▶ _Set task_:
Lines that hold the word "ohlc" should be located and copied.

[Figure dataset records]
* * * * * * *
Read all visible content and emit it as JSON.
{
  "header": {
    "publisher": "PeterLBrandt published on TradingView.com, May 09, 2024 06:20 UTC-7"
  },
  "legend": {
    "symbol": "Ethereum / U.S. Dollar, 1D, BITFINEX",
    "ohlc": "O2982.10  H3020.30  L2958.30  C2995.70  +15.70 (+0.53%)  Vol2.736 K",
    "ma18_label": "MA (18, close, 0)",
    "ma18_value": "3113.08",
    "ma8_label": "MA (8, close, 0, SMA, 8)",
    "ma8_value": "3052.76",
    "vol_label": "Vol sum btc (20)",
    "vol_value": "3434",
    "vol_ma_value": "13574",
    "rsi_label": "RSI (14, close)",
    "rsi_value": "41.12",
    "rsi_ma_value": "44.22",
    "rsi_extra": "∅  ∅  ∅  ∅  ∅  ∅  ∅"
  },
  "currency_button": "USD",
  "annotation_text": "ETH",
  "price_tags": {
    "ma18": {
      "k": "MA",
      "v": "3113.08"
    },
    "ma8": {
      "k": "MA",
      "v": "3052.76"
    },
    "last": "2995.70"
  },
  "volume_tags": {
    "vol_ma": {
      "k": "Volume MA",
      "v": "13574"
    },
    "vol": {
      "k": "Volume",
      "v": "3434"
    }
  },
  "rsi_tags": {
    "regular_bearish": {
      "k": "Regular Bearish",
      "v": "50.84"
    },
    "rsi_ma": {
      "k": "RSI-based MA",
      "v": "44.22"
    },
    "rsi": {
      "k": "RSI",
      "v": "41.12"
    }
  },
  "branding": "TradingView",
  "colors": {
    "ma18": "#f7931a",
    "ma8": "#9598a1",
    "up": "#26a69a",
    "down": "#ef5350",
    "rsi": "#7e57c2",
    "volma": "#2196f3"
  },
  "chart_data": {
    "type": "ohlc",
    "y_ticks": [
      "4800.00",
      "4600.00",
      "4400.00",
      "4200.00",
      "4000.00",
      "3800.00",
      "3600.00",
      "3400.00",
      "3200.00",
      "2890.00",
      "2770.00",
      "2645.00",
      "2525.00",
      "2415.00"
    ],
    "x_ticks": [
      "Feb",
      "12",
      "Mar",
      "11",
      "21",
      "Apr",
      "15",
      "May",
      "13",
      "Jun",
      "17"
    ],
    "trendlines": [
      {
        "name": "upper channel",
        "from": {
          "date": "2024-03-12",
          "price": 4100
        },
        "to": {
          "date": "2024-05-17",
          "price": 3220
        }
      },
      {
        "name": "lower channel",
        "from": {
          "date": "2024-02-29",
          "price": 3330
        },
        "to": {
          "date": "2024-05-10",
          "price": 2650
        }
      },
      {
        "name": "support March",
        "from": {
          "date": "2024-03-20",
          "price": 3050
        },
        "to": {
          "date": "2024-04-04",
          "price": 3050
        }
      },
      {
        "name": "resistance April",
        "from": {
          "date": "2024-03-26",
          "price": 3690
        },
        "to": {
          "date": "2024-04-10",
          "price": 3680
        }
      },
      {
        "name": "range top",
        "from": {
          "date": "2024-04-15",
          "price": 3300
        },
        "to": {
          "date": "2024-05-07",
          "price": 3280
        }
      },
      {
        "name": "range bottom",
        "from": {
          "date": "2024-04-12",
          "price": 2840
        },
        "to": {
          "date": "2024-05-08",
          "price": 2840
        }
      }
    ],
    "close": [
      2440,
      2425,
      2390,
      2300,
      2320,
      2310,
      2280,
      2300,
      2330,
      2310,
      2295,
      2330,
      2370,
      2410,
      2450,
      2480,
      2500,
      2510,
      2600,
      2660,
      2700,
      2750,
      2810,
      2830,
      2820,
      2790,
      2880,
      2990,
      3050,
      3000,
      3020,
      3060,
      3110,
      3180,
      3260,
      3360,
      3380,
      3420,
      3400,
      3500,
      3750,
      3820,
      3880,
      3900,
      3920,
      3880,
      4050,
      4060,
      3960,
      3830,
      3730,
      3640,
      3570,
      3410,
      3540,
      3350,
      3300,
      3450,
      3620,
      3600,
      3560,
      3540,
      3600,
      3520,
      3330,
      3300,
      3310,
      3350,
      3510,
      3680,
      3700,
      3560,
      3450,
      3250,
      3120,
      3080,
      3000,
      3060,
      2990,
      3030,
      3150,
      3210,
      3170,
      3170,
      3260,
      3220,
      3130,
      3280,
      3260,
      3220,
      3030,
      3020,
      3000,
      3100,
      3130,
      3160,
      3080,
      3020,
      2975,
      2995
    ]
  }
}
* * * * * * *
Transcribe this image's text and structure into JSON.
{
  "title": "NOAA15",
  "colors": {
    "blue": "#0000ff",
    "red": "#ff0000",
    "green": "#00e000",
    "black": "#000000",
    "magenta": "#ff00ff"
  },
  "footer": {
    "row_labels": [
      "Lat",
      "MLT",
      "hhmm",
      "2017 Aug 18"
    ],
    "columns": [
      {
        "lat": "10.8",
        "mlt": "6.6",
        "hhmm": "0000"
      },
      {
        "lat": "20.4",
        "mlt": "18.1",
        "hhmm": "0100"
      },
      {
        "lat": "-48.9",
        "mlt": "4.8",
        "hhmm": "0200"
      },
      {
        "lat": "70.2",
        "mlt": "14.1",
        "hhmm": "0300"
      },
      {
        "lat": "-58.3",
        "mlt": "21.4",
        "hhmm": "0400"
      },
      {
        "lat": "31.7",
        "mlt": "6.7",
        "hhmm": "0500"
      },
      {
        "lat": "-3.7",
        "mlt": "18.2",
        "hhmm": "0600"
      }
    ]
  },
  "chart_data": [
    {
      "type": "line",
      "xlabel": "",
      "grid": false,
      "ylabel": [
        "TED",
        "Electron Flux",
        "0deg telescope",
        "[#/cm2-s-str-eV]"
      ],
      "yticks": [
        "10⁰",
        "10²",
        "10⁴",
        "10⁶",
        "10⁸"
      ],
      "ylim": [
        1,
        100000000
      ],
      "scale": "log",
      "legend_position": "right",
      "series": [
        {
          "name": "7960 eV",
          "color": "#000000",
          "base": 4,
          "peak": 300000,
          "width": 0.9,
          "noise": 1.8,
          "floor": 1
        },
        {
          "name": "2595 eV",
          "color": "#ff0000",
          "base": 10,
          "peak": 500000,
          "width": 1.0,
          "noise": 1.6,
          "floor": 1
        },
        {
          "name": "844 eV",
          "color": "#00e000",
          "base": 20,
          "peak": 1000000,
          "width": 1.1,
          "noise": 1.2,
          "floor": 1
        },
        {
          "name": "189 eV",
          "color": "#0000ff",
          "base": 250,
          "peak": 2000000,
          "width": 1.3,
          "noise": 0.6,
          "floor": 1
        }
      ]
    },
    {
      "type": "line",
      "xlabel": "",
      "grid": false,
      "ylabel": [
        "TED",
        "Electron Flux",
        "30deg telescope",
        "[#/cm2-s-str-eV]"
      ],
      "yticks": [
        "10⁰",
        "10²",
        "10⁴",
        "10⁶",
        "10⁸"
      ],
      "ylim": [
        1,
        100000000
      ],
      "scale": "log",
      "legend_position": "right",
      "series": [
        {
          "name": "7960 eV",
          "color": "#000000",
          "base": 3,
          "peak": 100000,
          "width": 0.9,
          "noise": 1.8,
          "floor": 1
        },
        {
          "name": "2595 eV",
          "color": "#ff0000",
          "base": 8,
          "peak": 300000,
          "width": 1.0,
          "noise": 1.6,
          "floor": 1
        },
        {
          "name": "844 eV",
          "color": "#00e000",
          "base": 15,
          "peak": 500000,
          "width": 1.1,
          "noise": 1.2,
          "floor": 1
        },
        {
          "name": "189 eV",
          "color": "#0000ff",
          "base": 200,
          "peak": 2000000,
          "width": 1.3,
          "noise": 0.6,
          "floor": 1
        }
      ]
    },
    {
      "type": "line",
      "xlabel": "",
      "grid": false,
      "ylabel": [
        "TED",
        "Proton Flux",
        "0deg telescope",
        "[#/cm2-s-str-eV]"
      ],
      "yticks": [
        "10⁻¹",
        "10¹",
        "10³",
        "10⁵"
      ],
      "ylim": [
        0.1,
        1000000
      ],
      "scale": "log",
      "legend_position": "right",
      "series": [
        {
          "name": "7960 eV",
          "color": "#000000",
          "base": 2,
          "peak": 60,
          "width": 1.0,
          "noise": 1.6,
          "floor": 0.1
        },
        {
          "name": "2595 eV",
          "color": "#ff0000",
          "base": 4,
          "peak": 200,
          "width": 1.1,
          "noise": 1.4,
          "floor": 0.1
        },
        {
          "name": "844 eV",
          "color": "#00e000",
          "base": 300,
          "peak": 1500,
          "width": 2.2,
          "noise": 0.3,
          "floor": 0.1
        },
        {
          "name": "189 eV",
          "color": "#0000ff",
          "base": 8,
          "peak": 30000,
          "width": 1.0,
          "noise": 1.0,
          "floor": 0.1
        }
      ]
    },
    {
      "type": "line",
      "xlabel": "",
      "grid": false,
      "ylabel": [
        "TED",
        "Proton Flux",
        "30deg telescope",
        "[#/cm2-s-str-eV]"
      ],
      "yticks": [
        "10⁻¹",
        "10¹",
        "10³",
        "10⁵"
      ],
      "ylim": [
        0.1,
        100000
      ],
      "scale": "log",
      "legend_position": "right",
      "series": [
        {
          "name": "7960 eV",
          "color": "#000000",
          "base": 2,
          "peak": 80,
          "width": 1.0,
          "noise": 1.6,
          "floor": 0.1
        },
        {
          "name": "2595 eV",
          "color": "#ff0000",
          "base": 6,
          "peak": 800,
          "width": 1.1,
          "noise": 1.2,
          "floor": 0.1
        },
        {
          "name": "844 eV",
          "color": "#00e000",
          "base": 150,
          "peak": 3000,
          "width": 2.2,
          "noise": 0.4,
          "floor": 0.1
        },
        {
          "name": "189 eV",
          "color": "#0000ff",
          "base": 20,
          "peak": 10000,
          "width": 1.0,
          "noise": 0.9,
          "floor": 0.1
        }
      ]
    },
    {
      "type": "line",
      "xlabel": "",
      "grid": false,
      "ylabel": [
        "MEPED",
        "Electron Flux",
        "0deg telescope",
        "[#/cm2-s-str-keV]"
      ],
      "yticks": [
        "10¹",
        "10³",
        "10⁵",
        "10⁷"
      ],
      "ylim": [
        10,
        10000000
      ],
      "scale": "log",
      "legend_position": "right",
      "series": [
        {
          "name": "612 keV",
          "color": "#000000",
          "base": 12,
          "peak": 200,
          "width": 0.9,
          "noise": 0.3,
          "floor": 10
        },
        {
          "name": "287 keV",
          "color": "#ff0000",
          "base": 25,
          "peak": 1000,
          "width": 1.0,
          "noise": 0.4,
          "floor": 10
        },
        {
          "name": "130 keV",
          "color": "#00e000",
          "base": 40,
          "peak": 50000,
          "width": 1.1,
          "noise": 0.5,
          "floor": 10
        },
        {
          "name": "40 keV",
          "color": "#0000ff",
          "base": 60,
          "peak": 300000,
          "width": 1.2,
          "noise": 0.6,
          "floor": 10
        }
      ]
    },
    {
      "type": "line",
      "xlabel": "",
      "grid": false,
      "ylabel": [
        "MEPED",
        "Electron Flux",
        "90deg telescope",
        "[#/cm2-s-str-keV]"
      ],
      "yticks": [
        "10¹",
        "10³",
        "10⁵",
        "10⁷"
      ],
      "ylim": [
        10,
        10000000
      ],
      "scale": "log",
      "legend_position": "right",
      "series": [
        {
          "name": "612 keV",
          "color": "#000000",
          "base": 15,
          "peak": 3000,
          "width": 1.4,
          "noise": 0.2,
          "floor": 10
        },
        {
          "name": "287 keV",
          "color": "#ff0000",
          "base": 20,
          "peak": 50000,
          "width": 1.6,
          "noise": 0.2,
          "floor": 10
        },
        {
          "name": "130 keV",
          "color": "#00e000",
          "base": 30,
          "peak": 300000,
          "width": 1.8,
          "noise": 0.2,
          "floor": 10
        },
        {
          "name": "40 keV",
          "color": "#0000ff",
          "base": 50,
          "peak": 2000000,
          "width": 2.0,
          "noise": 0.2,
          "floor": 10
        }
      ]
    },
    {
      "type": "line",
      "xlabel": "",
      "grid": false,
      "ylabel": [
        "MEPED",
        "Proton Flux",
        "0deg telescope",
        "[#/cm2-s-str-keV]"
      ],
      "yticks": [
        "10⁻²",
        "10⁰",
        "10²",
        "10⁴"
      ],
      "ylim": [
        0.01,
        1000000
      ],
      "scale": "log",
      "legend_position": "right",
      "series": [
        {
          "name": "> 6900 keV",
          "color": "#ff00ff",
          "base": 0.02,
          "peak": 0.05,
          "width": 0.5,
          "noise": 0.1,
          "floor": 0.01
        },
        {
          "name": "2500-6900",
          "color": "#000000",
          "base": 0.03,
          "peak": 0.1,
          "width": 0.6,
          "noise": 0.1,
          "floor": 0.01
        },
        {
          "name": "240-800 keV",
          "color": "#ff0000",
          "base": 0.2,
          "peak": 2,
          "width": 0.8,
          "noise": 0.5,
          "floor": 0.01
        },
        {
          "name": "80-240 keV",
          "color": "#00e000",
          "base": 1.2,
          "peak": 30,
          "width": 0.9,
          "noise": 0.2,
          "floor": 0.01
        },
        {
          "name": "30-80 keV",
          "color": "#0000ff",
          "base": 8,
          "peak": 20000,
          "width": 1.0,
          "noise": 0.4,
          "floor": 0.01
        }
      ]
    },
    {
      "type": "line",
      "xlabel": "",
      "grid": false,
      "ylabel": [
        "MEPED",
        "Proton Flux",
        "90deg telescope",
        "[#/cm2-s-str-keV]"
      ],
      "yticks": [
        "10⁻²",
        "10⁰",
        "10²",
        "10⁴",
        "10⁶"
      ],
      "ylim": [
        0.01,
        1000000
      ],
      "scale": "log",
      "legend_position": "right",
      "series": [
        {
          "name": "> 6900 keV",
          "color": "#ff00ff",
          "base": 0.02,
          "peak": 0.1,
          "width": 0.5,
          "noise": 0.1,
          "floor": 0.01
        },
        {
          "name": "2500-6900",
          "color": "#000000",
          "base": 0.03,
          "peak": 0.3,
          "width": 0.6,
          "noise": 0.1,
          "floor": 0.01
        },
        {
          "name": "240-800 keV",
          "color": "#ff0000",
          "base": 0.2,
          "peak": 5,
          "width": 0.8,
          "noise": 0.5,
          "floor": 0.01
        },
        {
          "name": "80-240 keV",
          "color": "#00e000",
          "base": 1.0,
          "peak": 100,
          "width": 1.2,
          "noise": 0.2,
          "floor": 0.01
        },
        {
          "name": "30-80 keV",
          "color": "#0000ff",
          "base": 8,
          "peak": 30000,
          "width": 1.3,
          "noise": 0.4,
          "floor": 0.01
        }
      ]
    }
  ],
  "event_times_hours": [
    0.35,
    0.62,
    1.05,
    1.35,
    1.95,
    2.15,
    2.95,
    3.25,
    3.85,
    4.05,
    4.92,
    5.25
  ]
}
* * * * * * *
▶ _Response below_:
    "ohlc": "O2982.10  H3020.30  L2958.30  C2995.70  +15.70 (+0.53%)  Vol2.736 K",
    "type": "ohlc",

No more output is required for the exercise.